» What the task requires
Pictures should be excluded; otherwise, copy every entry exactly.

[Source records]
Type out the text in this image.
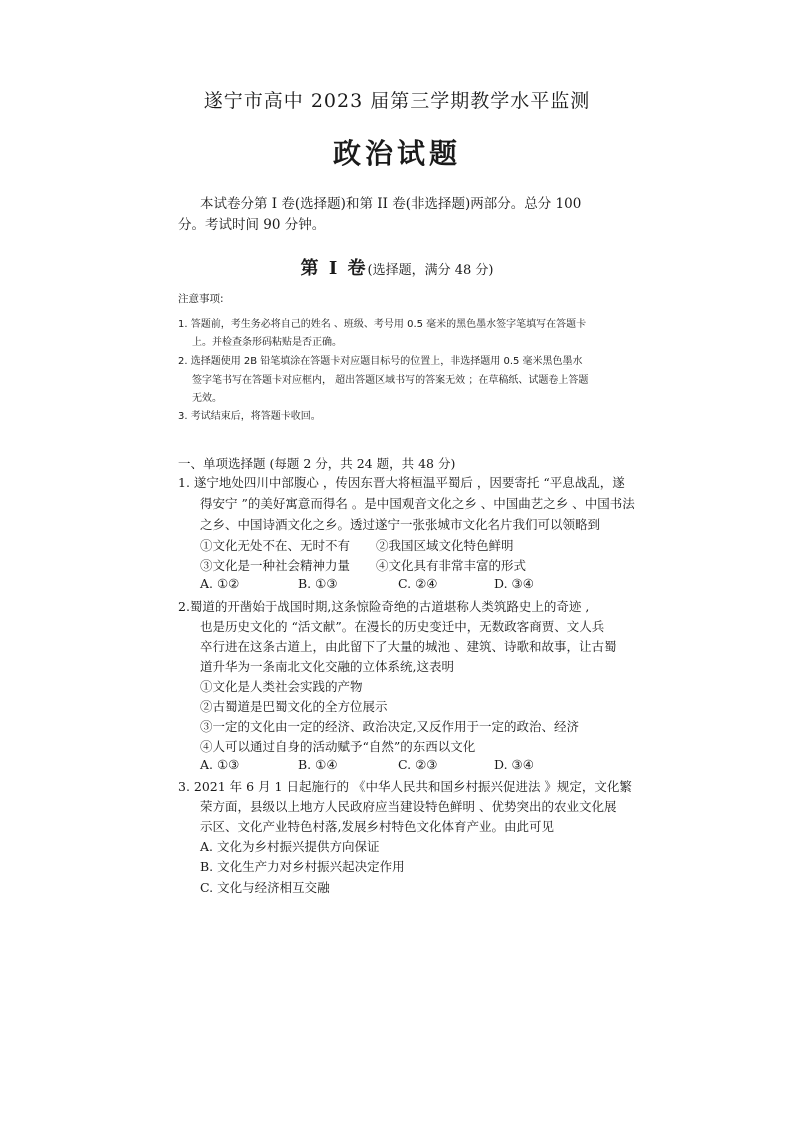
遂宁市高中 2023 届第三学期教学水平监测
政治试题
本试卷分第 I 卷(选择题)和第 II 卷(非选择题)两部分。总分 100
分。考试时间 90 分钟。
第 Ⅰ 卷(选择题，满分 48 分)
注意事项:
1. 答题前，考生务必将自己的姓名 、班级、考号用 0.5 毫米的黑色墨水签字笔填写在答题卡
上。并检查条形码粘贴是否正确。
2. 选择题使用 2B 铅笔填涂在答题卡对应题目标号的位置上，非选择题用 0.5 毫米黑色墨水
签字笔书写在答题卡对应框内， 超出答题区域书写的答案无效 ；在草稿纸、试题卷上答题
无效。
3. 考试结束后，将答题卡收回。
一、单项选择题 (每题 2 分，共 24 题，共 48 分)
1. 遂宁地处四川中部腹心 ，传因东晋大将桓温平蜀后 ，因要寄托 “平息战乱，遂
得安宁 ”的美好寓意而得名 。是中国观音文化之乡 、中国曲艺之乡 、中国书法
之乡、中国诗酒文化之乡。透过遂宁一张张城市文化名片我们可以领略到
①文化无处不在、无时不有 ②我国区域文化特色鲜明
③文化是一种社会精神力量 ④文化具有非常丰富的形式
A. ①②	B. ①③	C. ②④	D. ③④
2.蜀道的开凿始于战国时期,这条惊险奇绝的古道堪称人类筑路史上的奇迹 ,
也是历史文化的 “活文献”。在漫长的历史变迁中，无数政客商贾、文人兵
卒行进在这条古道上，由此留下了大量的城池 、建筑、诗歌和故事，让古蜀
道升华为一条南北文化交融的立体系统,这表明
①文化是人类社会实践的产物
②古蜀道是巴蜀文化的全方位展示
③一定的文化由一定的经济、政治决定,又反作用于一定的政治、经济
④人可以通过自身的活动赋予“自然”的东西以文化
A. ①③	B. ①④	C. ②③	D. ③④
3. 2021 年 6 月 1 日起施行的 《中华人民共和国乡村振兴促进法 》规定，文化繁
荣方面，县级以上地方人民政府应当建设特色鲜明 、优势突出的农业文化展
示区、文化产业特色村落,发展乡村特色文化体育产业。由此可见
A. 文化为乡村振兴提供方向保证
B. 文化生产力对乡村振兴起决定作用
C. 文化与经济相互交融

» Completed task
Type out the text in this image.
遂宁市高中 2023 届第三学期教学水平监测
政治试题
本试卷分第 I 卷(选择题)和第 II 卷(非选择题)两部分。总分 100
分。考试时间 90 分钟。
第 Ⅰ 卷(选择题，满分 48 分)
注意事项:
1. 答题前，考生务必将自己的姓名 、班级、考号用 0.5 毫米的黑色墨水签字笔填写在答题卡
上。并检查条形码粘贴是否正确。
2. 选择题使用 2B 铅笔填涂在答题卡对应题目标号的位置上，非选择题用 0.5 毫米黑色墨水
签字笔书写在答题卡对应框内， 超出答题区域书写的答案无效 ；在草稿纸、试题卷上答题
无效。
3. 考试结束后，将答题卡收回。
一、单项选择题 (每题 2 分，共 24 题，共 48 分)
1. 遂宁地处四川中部腹心 ，传因东晋大将桓温平蜀后 ，因要寄托 “平息战乱，遂
得安宁 ”的美好寓意而得名 。是中国观音文化之乡 、中国曲艺之乡 、中国书法
之乡、中国诗酒文化之乡。透过遂宁一张张城市文化名片我们可以领略到
①文化无处不在、无时不有 ②我国区域文化特色鲜明
③文化是一种社会精神力量 ④文化具有非常丰富的形式
A. ①②	B. ①③	C. ②④	D. ③④
2.蜀道的开凿始于战国时期,这条惊险奇绝的古道堪称人类筑路史上的奇迹 ,
也是历史文化的 “活文献”。在漫长的历史变迁中，无数政客商贾、文人兵
卒行进在这条古道上，由此留下了大量的城池 、建筑、诗歌和故事，让古蜀
道升华为一条南北文化交融的立体系统,这表明
①文化是人类社会实践的产物
②古蜀道是巴蜀文化的全方位展示
③一定的文化由一定的经济、政治决定,又反作用于一定的政治、经济
④人可以通过自身的活动赋予“自然”的东西以文化
A. ①③	B. ①④	C. ②③	D. ③④
3. 2021 年 6 月 1 日起施行的 《中华人民共和国乡村振兴促进法 》规定，文化繁
荣方面，县级以上地方人民政府应当建设特色鲜明 、优势突出的农业文化展
示区、文化产业特色村落,发展乡村特色文化体育产业。由此可见
A. 文化为乡村振兴提供方向保证
B. 文化生产力对乡村振兴起决定作用
C. 文化与经济相互交融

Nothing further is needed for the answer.